»»
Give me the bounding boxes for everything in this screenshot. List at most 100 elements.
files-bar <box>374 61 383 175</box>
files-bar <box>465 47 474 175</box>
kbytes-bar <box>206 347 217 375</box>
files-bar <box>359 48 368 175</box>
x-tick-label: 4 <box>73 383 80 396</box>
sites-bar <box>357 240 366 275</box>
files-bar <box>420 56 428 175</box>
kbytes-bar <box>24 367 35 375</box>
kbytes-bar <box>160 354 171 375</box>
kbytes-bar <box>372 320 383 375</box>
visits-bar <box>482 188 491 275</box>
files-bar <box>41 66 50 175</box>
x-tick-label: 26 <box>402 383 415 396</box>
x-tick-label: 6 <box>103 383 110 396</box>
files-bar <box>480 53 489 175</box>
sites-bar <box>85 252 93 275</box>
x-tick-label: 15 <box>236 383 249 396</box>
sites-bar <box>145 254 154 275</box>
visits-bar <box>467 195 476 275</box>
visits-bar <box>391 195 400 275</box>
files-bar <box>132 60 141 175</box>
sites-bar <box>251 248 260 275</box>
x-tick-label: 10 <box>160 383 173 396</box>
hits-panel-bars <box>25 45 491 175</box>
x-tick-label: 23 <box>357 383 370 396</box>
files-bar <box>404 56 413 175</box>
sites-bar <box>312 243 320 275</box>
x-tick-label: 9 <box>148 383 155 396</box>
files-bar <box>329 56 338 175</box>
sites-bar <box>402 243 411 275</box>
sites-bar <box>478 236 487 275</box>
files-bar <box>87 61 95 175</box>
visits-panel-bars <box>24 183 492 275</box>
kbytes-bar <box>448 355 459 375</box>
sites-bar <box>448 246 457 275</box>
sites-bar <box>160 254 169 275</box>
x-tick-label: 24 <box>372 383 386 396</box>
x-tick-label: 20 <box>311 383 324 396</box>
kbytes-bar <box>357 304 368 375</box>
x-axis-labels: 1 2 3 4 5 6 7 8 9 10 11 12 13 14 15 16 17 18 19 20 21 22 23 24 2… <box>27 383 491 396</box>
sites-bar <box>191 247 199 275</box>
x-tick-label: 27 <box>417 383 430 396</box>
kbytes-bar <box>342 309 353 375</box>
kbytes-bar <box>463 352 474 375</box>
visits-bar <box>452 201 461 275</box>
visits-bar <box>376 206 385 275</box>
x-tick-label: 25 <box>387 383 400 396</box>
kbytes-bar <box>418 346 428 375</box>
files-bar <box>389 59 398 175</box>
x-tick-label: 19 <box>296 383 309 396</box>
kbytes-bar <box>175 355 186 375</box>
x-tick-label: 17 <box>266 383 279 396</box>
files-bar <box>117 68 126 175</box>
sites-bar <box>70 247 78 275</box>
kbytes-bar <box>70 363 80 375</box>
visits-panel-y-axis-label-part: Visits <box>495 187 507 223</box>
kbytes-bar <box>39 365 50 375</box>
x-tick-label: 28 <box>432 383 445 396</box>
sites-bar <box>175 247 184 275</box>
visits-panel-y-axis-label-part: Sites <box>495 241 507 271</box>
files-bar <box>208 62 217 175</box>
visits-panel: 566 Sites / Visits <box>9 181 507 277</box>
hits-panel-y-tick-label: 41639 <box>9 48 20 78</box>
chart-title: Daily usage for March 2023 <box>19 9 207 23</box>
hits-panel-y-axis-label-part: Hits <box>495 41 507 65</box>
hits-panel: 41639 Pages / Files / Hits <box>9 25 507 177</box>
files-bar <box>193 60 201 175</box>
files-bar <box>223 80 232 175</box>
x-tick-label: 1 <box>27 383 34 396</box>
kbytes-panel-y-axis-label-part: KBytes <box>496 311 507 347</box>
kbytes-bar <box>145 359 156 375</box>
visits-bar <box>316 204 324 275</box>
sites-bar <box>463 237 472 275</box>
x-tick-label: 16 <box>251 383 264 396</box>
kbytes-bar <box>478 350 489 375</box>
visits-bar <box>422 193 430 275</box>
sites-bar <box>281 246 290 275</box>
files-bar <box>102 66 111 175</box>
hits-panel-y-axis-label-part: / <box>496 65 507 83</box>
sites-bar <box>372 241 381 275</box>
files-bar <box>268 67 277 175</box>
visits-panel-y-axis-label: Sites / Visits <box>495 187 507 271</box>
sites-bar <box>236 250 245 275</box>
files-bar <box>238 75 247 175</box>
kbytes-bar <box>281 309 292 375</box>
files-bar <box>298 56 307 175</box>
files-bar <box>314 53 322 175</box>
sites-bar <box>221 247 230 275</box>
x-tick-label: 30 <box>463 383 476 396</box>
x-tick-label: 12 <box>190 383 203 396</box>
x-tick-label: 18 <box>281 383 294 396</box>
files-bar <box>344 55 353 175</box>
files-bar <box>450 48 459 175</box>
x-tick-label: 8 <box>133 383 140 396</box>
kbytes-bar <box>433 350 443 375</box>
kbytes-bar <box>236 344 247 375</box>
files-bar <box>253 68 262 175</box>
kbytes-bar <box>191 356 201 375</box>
««
Problem to work on
List every line of the records above that contains the string "hits", copying each line in full. Case counts, so a match must have the same capitalization.

Worked answer
hits-panel-bars <box>25 45 491 175</box>
hits-panel-y-tick-label: 41639 <box>9 48 20 78</box>
hits-panel-y-axis-label-part: Hits <box>495 41 507 65</box>
hits-panel: 41639 Pages / Files / Hits <box>9 25 507 177</box>
hits-panel-y-axis-label-part: / <box>496 65 507 83</box>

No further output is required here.